EXERCISE TASK:
Wherever the word "vacs" appears in a line, copy that line.
**** PROVIDED DATA
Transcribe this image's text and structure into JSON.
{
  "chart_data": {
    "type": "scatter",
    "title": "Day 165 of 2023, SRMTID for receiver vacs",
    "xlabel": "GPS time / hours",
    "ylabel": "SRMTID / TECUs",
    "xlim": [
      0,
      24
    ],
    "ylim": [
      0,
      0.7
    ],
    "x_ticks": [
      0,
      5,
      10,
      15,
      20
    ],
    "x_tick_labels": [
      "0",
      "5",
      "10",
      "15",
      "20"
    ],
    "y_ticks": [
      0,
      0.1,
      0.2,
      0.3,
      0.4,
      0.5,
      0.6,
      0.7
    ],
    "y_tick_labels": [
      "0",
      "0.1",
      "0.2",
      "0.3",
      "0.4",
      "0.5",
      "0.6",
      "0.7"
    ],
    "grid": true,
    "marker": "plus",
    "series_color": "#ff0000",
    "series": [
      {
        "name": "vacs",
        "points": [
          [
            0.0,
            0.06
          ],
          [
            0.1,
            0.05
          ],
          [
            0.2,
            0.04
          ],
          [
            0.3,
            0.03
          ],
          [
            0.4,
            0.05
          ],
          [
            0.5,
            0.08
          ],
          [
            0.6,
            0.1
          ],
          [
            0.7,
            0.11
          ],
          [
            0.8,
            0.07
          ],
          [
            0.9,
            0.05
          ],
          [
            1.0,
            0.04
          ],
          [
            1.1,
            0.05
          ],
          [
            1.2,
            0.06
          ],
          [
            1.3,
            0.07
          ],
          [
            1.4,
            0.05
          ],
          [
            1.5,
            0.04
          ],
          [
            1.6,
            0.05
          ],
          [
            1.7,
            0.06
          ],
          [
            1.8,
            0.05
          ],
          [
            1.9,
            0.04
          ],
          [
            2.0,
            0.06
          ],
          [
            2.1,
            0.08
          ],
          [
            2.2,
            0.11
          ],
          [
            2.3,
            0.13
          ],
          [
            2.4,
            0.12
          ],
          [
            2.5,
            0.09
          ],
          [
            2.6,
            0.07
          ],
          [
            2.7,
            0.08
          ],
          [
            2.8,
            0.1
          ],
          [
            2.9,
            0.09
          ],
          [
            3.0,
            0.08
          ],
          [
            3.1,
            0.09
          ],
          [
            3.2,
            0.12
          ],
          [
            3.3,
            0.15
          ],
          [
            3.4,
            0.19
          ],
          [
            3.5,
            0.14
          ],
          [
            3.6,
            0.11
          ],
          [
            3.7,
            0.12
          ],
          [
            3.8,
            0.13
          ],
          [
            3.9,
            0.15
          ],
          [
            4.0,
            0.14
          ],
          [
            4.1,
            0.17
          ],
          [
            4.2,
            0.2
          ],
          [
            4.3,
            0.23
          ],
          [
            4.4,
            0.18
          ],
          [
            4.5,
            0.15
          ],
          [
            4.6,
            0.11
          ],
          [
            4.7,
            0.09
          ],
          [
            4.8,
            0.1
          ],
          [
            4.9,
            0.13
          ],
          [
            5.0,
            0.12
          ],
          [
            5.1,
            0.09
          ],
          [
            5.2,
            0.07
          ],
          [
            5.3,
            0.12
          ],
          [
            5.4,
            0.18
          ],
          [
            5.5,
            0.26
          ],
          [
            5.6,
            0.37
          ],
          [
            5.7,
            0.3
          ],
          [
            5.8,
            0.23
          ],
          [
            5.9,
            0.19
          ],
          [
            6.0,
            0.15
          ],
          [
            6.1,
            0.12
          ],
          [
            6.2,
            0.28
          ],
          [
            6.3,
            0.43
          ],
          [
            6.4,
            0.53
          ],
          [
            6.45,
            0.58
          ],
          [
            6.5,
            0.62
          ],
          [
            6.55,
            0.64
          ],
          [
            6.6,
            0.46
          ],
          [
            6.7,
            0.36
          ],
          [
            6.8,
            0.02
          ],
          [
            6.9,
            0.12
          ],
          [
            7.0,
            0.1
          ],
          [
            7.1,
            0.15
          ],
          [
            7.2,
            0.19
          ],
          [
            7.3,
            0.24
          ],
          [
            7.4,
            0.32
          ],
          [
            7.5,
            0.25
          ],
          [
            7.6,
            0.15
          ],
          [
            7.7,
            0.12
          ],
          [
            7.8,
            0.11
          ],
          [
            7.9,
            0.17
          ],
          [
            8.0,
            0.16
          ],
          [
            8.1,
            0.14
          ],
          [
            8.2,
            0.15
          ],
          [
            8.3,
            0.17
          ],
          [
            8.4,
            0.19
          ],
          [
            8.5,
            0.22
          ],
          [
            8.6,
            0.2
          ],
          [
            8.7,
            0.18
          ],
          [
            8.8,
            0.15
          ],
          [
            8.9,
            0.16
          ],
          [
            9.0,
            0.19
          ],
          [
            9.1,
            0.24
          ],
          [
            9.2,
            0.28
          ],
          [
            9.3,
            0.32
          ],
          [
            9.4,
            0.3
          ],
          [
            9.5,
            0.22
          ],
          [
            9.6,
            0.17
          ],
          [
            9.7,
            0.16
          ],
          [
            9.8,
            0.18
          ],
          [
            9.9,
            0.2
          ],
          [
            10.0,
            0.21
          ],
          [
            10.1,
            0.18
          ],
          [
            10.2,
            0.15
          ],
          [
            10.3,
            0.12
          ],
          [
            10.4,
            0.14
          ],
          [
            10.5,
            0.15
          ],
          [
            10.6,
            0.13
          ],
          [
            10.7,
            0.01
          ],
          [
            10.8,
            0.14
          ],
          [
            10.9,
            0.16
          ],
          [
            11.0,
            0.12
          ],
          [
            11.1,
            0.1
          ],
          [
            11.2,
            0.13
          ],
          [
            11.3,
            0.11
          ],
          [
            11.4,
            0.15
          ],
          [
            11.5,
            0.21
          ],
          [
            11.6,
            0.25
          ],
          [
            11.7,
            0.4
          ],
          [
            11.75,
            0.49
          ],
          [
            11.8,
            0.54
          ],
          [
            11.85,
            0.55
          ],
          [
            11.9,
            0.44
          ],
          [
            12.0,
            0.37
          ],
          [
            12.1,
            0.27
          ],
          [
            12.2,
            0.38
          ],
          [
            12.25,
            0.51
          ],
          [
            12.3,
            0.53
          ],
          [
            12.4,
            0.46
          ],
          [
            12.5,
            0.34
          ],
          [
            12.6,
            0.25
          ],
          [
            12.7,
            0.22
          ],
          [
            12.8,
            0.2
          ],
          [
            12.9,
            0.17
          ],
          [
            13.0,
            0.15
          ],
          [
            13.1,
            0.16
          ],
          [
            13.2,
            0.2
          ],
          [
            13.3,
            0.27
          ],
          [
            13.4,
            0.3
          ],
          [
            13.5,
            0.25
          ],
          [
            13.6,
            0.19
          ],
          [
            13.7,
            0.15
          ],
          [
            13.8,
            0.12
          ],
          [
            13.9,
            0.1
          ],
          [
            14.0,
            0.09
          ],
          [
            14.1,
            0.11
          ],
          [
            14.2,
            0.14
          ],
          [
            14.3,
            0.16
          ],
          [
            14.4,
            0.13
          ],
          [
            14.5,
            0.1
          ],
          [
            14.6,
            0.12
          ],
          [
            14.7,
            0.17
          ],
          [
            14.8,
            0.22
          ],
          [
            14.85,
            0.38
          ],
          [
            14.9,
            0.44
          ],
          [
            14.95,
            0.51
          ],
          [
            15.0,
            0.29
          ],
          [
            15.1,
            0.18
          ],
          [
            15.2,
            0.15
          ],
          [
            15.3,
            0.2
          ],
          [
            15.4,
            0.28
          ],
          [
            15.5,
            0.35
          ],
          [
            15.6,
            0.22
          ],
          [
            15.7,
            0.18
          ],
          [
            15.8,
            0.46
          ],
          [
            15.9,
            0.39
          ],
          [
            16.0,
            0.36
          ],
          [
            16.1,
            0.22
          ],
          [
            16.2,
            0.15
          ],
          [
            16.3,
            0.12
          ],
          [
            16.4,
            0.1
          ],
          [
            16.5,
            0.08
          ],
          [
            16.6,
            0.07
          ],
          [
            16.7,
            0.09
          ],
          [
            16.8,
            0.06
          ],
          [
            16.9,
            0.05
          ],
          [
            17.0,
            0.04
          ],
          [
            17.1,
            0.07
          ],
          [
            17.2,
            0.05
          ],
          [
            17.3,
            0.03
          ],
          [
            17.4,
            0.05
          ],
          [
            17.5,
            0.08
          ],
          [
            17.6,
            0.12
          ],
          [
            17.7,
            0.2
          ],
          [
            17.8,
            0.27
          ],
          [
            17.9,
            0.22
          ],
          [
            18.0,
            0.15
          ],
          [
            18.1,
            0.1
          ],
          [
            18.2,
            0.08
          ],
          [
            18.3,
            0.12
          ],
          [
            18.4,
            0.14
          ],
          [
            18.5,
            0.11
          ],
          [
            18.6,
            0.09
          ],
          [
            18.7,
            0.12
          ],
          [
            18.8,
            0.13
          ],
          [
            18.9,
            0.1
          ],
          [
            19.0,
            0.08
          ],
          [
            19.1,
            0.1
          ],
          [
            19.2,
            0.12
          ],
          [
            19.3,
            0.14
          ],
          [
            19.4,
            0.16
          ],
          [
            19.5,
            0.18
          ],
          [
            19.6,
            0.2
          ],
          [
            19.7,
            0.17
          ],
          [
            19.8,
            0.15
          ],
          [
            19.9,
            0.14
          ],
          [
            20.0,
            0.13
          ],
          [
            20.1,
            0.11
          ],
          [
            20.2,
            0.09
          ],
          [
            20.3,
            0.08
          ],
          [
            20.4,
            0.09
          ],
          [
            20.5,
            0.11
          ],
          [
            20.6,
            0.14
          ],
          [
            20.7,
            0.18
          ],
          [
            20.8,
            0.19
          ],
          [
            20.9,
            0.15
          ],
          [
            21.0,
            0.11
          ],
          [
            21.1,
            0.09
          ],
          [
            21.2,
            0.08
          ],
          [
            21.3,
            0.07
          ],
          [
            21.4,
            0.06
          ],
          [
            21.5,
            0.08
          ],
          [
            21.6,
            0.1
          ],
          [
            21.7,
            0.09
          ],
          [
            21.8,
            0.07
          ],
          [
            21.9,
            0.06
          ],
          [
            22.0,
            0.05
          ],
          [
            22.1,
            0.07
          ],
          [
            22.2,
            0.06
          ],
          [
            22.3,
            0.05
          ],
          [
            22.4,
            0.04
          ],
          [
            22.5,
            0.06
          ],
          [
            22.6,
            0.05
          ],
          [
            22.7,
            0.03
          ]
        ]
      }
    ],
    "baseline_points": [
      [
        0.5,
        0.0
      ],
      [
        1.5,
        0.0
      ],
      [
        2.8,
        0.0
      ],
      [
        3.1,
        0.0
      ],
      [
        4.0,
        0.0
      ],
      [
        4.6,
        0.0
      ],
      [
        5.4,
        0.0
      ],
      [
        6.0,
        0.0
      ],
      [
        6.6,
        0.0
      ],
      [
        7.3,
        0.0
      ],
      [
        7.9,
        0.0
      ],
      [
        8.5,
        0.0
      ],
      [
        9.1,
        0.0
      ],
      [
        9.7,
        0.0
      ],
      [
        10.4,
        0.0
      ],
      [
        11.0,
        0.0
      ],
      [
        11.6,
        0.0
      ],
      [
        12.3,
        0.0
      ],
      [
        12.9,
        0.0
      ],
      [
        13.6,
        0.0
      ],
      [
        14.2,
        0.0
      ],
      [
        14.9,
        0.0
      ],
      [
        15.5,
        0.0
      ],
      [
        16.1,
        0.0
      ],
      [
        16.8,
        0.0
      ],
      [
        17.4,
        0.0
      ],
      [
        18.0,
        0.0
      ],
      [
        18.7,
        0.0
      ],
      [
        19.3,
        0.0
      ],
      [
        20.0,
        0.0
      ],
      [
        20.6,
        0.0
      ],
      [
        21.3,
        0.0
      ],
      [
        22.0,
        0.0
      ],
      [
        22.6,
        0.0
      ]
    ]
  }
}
********
COMPLETED EXERCISE:
    "title": "Day 165 of 2023, SRMTID for receiver vacs",
        "name": "vacs",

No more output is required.